**Work to complete**
Below are the records; give the number of lines in them that include the word "cycle", and nothing more.

**Supplied material**
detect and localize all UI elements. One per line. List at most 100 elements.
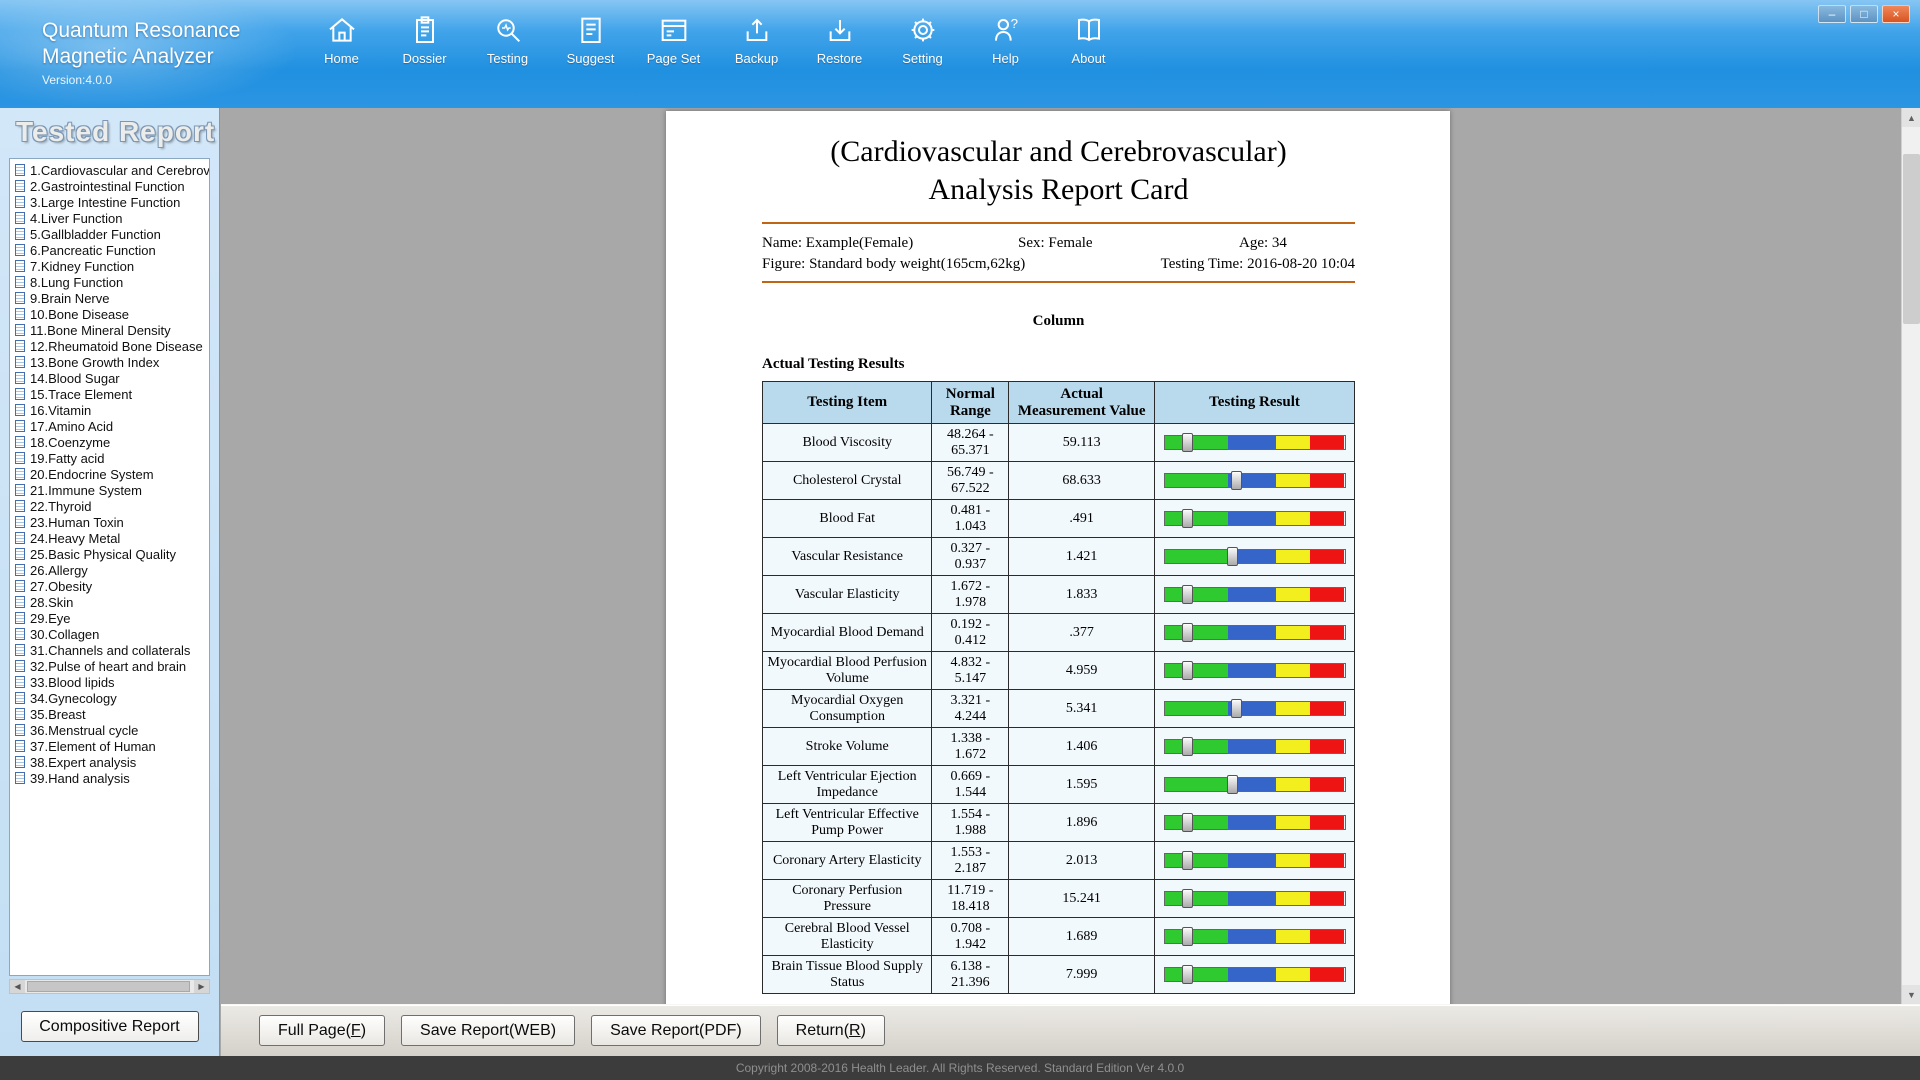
- tree-item[interactable]: 16.Vitamin: [13, 402, 209, 418]
- tree-item[interactable]: 11.Bone Mineral Density: [13, 322, 209, 338]
- tree-item-label: 14.Blood Sugar: [30, 371, 120, 386]
- tree-item[interactable]: 26.Allergy: [13, 562, 209, 578]
- testing-result-bar: [1164, 815, 1346, 830]
- column-header: Normal Range: [932, 382, 1009, 424]
- tree-item[interactable]: 12.Rheumatoid Bone Disease: [13, 338, 209, 354]
- table-row: Vascular Elasticity 1.672 - 1.978 1.833: [763, 576, 1355, 614]
- tree-item[interactable]: 13.Bone Growth Index: [13, 354, 209, 370]
- toolbar-item[interactable]: Page Set: [632, 14, 715, 66]
- result-marker: [1182, 737, 1193, 756]
- document-icon: [15, 180, 25, 192]
- tree-item[interactable]: 3.Large Intestine Function: [13, 194, 209, 210]
- tree-item-label: 27.Obesity: [30, 579, 92, 594]
- tree-item[interactable]: 8.Lung Function: [13, 274, 209, 290]
- toolbar-item[interactable]: Home: [300, 14, 383, 66]
- document-icon: [15, 548, 25, 560]
- toolbar-item[interactable]: Setting: [881, 14, 964, 66]
- toolbar-item[interactable]: Testing: [466, 14, 549, 66]
- tree-item[interactable]: 33.Blood lipids: [13, 674, 209, 690]
- minimize-button[interactable]: –: [1818, 5, 1846, 23]
- tree-item[interactable]: 5.Gallbladder Function: [13, 226, 209, 242]
- tree-item[interactable]: 24.Heavy Metal: [13, 530, 209, 546]
- tree-item[interactable]: 15.Trace Element: [13, 386, 209, 402]
- tree-item[interactable]: 1.Cardiovascular and Cerebrovascular: [13, 162, 209, 178]
- tree-item[interactable]: 27.Obesity: [13, 578, 209, 594]
- result-marker: [1227, 775, 1238, 794]
- table-row: Left Ventricular Ejection Impedance 0.66…: [763, 766, 1355, 804]
- tree-item-label: 36.Menstrual cycle: [30, 723, 138, 738]
- close-button[interactable]: ×: [1882, 5, 1910, 23]
- tree-item[interactable]: 36.Menstrual cycle: [13, 722, 209, 738]
- sidebar: Tested Report 1.Cardiovascular and Cereb…: [0, 108, 220, 1056]
- scroll-up-arrow-icon[interactable]: ▲: [1902, 108, 1920, 127]
- full-page-button[interactable]: Full Page(F): [259, 1015, 385, 1046]
- testing-item-cell: Left Ventricular Effective Pump Power: [763, 804, 932, 842]
- normal-range-cell: 0.669 - 1.544: [932, 766, 1009, 804]
- vertical-scroll-thumb[interactable]: [1903, 154, 1920, 324]
- tree-item[interactable]: 37.Element of Human: [13, 738, 209, 754]
- tree-item-label: 1.Cardiovascular and Cerebrovascular: [30, 163, 209, 178]
- tree-item[interactable]: 18.Coenzyme: [13, 434, 209, 450]
- toolbar-item[interactable]: Backup: [715, 14, 798, 66]
- scroll-left-arrow-icon[interactable]: ◀: [10, 980, 25, 993]
- tree-item[interactable]: 9.Brain Nerve: [13, 290, 209, 306]
- normal-range-cell: 1.553 - 2.187: [932, 842, 1009, 880]
- toolbar-item[interactable]: About: [1047, 14, 1130, 66]
- bar-segment-yellow: [1276, 588, 1310, 601]
- tree-item[interactable]: 2.Gastrointestinal Function: [13, 178, 209, 194]
- tree-item[interactable]: 4.Liver Function: [13, 210, 209, 226]
- tree-item[interactable]: 38.Expert analysis: [13, 754, 209, 770]
- testing-item-cell: Cerebral Blood Vessel Elasticity: [763, 918, 932, 956]
- compositive-report-button[interactable]: Compositive Report: [21, 1011, 199, 1042]
- save-report-pdf-button[interactable]: Save Report(PDF): [591, 1015, 761, 1046]
- tree-item[interactable]: 29.Eye: [13, 610, 209, 626]
- document-icon: [15, 756, 25, 768]
- setting-icon: [907, 14, 939, 46]
- tree-item[interactable]: 35.Breast: [13, 706, 209, 722]
- return-button[interactable]: Return(R): [777, 1015, 885, 1046]
- tree-item[interactable]: 32.Pulse of heart and brain: [13, 658, 209, 674]
- tree-item-label: 3.Large Intestine Function: [30, 195, 180, 210]
- tree-item[interactable]: 39.Hand analysis: [13, 770, 209, 786]
- tree-item[interactable]: 23.Human Toxin: [13, 514, 209, 530]
- tree-item[interactable]: 30.Collagen: [13, 626, 209, 642]
- results-table: Testing Item Normal Range Actual Measure…: [762, 381, 1355, 994]
- tree-item-label: 24.Heavy Metal: [30, 531, 120, 546]
- tree-item[interactable]: 34.Gynecology: [13, 690, 209, 706]
- result-marker: [1182, 585, 1193, 604]
- save-report-web-button[interactable]: Save Report(WEB): [401, 1015, 575, 1046]
- report-tree: 1.Cardiovascular and Cerebrovascular 2.G…: [9, 158, 210, 976]
- scroll-down-arrow-icon[interactable]: ▼: [1902, 985, 1920, 1004]
- tree-item[interactable]: 21.Immune System: [13, 482, 209, 498]
- document-icon: [15, 276, 25, 288]
- document-icon: [15, 340, 25, 352]
- tree-item[interactable]: 28.Skin: [13, 594, 209, 610]
- toolbar-item[interactable]: Restore: [798, 14, 881, 66]
- testing-item-cell: Vascular Resistance: [763, 538, 932, 576]
- tree-item[interactable]: 19.Fatty acid: [13, 450, 209, 466]
- document-icon: [15, 772, 25, 784]
- result-marker: [1231, 699, 1242, 718]
- home-icon: [326, 14, 358, 46]
- tree-item[interactable]: 17.Amino Acid: [13, 418, 209, 434]
- tree-item[interactable]: 22.Thyroid: [13, 498, 209, 514]
- document-icon: [15, 516, 25, 528]
- tree-item[interactable]: 25.Basic Physical Quality: [13, 546, 209, 562]
- toolbar-item[interactable]: ? Help: [964, 14, 1047, 66]
- tree-item[interactable]: 6.Pancreatic Function: [13, 242, 209, 258]
- bar-segment-yellow: [1276, 778, 1310, 791]
- document-icon: [15, 404, 25, 416]
- tree-item[interactable]: 31.Channels and collaterals: [13, 642, 209, 658]
- toolbar-item[interactable]: Suggest: [549, 14, 632, 66]
- measurement-value-cell: .491: [1009, 500, 1155, 538]
- horizontal-scroll-thumb[interactable]: [27, 981, 190, 992]
- toolbar-item[interactable]: Dossier: [383, 14, 466, 66]
- bar-segment-red: [1310, 892, 1344, 905]
- tree-item[interactable]: 20.Endocrine System: [13, 466, 209, 482]
- tree-item[interactable]: 14.Blood Sugar: [13, 370, 209, 386]
- tree-item[interactable]: 7.Kidney Function: [13, 258, 209, 274]
- tree-item[interactable]: 10.Bone Disease: [13, 306, 209, 322]
- scroll-right-arrow-icon[interactable]: ▶: [194, 980, 209, 993]
- document-icon: [15, 356, 25, 368]
- maximize-button[interactable]: □: [1850, 5, 1878, 23]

**Finished task**
2